• _Tasks_
1: Write out the part of the speech recognition article from "Examples of How" to "chats at work.", word for word.
2: Carry on the article about automatic speech recognition from its final sentence.

How Automatic Speech Recognition Works and Learns From You (Infographic)

Ivan Widjaya·October 21, 2014

The development of automatic speech recognition technology (ASR) and its complementary system known as interactive voice response technology (IVR) have both been major milestones in improving the way in which our machines communicate with us and vice versa.

These technologies have both been used in places such as voice recognition systems for computers (particularly for the disabled), more efficient text editing software and, most notably the designs of many modern smartphones and other mobile devices.

Samsung S-Voice and Apple SIri — photo credit: Mike Lau

A major and famous example of this last use of ASR and IVR is the Siri Interface found in newer model iPhones by Apple.

Now that we know what we’re talking about (and you’ve almost certainly seen these technologies in use at least at some point), let’s see just how the dual marvels of ASR and IVR manage to work so accurately when we speak to them.

Also, if you want even more information and better context on these fascinating technologies, check out this excellent infographic from the people at West Interactive.

How Automatic Speech Recognition (ASR) works - infographic

Table of Contents

The Basics of ASR Technology

The core process by which automatic speech recognition intuits what we’re saying to it in a meaningful, responsive way follows the following fairly straightforward steps:

You speak to an ASR enabled device
The device creates a wave from the sounds you make
The ASR software then cleans up background noise and normalizes sound volume
The resulting filtered wave form (clean sound sequence of what you said) is broken down into what are called phonemes. (These are the essential sounds that form the letters of our words, there are 44 of them in English)
Each phoneme is like a single link in a chain and by analyzing them in sequence, your device deduces complete words and then whole sentences that it “understands”.

Examples of How ASR is Applied

There are all sorts of uses for ASR technology but its two primary subdivisions can be labelled as “directed dialogue conversations” and “natural language conversations”

Directed dialogue conversations: These represent a simpler form of ASR/IVR technology in use and are found in situations where a computer voice asks you to select from a limited menu of word choices that it understands. A good example of this that we all know is your typical automated online banking menu.

Natural language conversations: These are a considerably more sophisticated form of ASR and represent systems with which we more openly interact in what is a basic type of conversation. Siri from the iPhone is an excellent example of natural language chats at work.

• _Material_
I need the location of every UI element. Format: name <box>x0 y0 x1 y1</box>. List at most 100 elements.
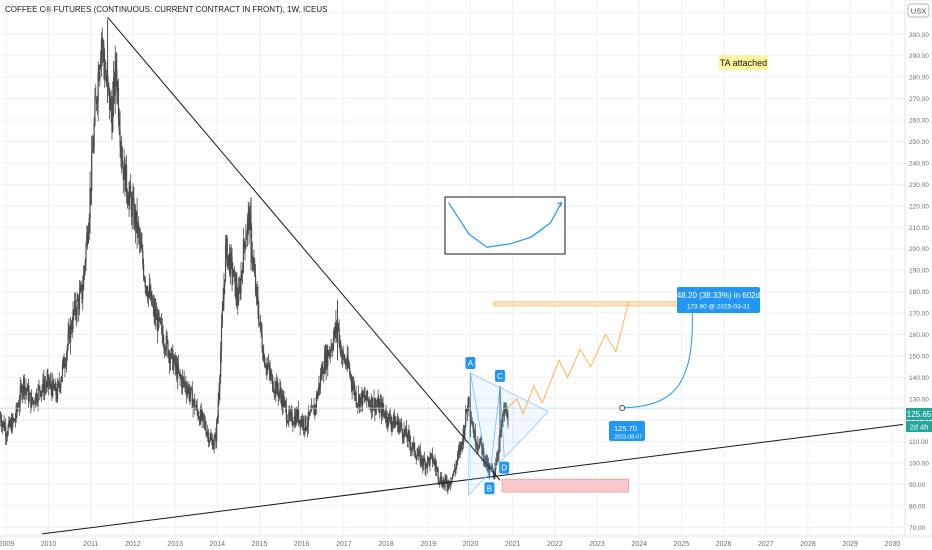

• _Responses per task_
1:
Examples of How ASR is Applied

There are all sorts of uses for ASR technology but its two primary subdivisions can be labelled as “directed dialogue conversations” and “natural language conversations”

Directed dialogue conversations: These represent a simpler form of ASR/IVR technology in use and are found in situations where a computer voice asks you to select from a limited menu of word choices that it understands. A good example of this that we all know is your typical automated online banking menu.

Natural language conversations: These are a considerably more sophisticated form of ASR and represent systems with which we more openly interact in what is a basic type of conversation. Siri from the iPhone is an excellent example of natural language chats at work.

2:
So How Does Natural Language Work?

Making natural language conversation work effectively is very hard. A typical 60,000 word vocabulary of a natural language ASR program can have as many as 216 trillion possible word combinations!

Thus, in order for your ASR program to know what you’re trying to say, what it does is react to a certain preselected list of tagged keywords that give it context for the gist of what you’re asking it. For example, if you say the word “forecast”, it will deduce that you’re likely also saying “weather” instead of “whether” and thus want a weather forecast.

This is the essential algorithm of natural language ASR at work and it becomes more complicated with larger word vocabularies and keyword lists, thus requiring more training.

The Tuning Test: How ASR is trained to “learn” from you

Any ASR system can either be “tuned” (trained) by humans or can be made to learn on its own on the fly through what is called active learning.

Human Tuning: This consists of human programmers manually reviewing the conversation and word logs of an ASR system to identify which new words and phrases have been used more often and then adding them to its dictionary as means of “teaching” the ASR.

Active Learning: This is a more sophisticated learning process in which your device’s ASR/IVR system is programmed to store and analyze data from past conversations and adopt it to new verbal exchanges. Thus, your ASR learns to adopt to your specific speech patterns and interpret them contextually. For example, the system might see that you repeatedly cancel the auto-correct on a certain word and thus learn to interpret that word as “correct” in future conversations.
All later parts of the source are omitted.